## Written task
Each line containing the word "CPRED" needs to be copied.

Some records:
#####

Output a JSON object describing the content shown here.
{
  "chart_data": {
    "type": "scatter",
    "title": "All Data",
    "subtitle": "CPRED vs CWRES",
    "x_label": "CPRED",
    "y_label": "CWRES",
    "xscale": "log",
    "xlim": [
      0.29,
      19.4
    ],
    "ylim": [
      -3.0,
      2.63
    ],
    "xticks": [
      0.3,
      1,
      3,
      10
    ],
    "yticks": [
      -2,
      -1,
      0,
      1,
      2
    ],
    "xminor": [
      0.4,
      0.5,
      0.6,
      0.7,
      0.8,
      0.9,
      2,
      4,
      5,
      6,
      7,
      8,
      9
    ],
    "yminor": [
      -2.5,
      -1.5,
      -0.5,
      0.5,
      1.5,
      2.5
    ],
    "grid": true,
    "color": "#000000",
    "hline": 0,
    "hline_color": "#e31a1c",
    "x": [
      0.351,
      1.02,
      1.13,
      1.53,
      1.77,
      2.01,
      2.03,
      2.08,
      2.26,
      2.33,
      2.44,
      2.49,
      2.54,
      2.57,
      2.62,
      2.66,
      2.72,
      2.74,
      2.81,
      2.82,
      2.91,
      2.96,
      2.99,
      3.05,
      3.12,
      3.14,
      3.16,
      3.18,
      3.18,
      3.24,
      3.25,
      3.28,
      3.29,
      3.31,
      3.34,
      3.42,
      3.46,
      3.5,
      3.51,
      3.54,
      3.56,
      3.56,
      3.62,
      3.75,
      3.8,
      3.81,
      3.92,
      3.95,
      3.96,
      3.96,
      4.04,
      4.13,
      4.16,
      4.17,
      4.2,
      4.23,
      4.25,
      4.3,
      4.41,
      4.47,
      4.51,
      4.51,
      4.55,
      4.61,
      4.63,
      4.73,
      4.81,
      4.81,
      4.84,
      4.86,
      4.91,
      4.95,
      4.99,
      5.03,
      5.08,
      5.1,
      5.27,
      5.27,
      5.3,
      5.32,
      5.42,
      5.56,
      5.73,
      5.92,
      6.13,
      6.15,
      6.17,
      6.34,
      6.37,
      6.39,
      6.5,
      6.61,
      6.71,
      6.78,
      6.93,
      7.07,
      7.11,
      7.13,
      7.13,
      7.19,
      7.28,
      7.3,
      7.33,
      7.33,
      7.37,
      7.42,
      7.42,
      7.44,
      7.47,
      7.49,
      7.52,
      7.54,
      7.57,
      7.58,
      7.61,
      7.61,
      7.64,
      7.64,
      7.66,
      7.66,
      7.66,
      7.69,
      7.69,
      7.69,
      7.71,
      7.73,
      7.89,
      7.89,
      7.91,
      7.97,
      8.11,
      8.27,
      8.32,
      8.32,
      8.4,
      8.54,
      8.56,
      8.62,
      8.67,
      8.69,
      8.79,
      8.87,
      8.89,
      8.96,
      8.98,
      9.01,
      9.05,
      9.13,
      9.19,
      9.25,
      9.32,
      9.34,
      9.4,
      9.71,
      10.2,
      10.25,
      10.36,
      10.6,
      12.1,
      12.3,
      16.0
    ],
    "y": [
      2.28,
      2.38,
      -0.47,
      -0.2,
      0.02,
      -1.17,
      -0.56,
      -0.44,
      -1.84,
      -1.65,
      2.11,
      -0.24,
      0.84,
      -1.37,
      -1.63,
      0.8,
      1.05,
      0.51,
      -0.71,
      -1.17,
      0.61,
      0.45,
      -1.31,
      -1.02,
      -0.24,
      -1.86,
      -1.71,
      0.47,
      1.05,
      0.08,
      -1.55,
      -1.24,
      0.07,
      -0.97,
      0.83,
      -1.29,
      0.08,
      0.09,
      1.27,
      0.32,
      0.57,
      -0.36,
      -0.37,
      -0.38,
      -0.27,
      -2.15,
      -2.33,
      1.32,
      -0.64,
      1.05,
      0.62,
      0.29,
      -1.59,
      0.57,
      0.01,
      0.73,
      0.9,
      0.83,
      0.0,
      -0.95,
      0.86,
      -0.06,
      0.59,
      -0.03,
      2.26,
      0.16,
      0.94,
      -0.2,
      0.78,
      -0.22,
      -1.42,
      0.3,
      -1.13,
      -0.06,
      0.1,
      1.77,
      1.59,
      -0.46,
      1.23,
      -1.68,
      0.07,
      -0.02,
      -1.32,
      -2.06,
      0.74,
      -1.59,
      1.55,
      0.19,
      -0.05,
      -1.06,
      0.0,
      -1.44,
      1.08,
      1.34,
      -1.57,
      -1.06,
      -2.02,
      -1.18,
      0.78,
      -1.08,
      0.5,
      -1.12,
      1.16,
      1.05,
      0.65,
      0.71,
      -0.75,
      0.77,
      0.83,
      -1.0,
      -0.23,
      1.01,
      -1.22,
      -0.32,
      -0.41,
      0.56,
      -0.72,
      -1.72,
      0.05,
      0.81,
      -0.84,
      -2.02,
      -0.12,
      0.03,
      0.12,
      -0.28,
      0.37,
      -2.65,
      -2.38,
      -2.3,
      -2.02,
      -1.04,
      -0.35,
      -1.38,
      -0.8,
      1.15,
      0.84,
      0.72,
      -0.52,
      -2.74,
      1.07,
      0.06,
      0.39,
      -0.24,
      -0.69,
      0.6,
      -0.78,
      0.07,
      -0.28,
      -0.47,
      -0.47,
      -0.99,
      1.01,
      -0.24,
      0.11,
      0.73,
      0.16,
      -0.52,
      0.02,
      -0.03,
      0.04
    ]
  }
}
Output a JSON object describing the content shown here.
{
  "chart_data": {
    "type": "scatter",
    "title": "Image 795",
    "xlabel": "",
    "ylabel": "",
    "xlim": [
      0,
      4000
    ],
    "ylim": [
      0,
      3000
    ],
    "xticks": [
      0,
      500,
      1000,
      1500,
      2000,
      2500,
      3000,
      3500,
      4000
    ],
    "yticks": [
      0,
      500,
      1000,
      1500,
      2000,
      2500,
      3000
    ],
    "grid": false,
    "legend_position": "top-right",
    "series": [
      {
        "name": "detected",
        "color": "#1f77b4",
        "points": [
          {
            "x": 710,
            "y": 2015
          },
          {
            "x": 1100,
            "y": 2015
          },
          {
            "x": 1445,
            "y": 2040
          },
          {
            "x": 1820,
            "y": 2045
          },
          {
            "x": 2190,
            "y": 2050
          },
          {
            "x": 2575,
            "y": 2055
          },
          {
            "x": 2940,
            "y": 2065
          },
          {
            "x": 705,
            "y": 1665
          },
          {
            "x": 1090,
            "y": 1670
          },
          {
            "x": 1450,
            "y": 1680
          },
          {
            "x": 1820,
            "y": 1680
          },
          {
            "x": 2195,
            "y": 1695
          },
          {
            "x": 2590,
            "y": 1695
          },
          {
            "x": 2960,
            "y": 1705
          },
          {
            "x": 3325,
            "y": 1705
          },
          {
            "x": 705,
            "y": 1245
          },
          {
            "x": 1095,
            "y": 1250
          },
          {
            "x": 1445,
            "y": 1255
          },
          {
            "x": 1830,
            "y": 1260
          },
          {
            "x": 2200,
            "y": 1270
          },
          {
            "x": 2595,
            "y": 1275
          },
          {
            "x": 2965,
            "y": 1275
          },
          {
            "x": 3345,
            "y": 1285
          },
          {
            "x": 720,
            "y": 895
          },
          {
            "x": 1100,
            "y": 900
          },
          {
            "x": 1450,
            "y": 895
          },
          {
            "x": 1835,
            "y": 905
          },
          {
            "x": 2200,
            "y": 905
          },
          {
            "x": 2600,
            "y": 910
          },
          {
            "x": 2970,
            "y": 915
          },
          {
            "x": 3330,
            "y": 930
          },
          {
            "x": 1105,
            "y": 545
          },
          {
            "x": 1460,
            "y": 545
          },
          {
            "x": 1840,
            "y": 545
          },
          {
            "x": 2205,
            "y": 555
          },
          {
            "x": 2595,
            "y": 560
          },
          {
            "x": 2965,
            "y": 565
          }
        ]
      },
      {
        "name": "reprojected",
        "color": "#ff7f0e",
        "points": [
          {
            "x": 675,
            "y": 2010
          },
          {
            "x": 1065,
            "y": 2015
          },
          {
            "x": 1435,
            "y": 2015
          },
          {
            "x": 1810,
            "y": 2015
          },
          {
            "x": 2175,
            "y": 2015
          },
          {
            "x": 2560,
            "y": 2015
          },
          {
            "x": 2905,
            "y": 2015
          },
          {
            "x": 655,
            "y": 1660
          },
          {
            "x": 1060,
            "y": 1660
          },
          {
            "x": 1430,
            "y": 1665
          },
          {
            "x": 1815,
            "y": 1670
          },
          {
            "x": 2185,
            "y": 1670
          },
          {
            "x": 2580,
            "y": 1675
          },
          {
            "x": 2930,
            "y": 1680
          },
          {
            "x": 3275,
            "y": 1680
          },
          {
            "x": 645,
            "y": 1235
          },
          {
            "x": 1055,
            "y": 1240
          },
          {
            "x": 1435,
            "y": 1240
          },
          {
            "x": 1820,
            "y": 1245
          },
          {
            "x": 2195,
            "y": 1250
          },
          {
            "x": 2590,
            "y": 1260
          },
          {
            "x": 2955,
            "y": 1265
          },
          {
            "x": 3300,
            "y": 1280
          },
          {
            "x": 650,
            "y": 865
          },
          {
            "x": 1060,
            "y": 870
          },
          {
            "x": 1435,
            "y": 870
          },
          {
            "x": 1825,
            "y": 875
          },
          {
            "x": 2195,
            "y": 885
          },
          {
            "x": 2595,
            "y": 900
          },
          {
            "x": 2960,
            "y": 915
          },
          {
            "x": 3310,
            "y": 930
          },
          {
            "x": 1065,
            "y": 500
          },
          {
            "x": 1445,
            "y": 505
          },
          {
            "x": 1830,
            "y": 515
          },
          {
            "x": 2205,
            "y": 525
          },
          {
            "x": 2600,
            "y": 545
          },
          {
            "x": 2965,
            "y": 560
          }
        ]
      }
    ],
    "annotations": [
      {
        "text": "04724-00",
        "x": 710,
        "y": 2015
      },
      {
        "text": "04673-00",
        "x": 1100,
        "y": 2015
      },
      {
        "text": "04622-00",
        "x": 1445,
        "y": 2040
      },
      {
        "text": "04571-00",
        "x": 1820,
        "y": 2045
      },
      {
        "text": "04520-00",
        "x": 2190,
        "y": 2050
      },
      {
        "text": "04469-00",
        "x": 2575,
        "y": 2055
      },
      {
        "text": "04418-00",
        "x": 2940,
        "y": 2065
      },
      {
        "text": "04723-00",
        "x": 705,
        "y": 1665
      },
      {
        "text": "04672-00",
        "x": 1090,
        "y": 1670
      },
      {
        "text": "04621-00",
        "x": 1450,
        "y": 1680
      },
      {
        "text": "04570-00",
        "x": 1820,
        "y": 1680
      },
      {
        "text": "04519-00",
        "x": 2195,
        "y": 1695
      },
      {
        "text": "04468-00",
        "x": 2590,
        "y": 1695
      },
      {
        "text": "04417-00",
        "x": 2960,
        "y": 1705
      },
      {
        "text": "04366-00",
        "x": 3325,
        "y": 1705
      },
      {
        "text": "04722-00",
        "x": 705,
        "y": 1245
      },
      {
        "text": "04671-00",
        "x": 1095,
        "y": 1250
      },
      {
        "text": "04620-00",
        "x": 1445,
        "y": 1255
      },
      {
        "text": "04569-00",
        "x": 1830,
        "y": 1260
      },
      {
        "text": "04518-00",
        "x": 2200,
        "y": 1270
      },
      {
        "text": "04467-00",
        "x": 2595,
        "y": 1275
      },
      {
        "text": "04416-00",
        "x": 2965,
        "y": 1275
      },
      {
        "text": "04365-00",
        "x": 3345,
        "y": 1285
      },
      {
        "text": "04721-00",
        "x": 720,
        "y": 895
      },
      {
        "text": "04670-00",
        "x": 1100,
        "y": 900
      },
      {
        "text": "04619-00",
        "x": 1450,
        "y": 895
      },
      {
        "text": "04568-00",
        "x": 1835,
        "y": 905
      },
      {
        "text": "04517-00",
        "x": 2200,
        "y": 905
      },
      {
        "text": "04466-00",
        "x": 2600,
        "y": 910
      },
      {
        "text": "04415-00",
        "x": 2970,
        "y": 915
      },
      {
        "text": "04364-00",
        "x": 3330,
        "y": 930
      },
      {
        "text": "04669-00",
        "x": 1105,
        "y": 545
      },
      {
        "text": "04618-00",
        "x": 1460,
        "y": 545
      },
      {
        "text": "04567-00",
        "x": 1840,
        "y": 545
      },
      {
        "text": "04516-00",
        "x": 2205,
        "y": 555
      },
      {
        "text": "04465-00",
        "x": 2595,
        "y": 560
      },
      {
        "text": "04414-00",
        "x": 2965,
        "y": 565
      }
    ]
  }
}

#####

## The solution
    "subtitle": "CPRED vs CWRES",
    "x_label": "CPRED",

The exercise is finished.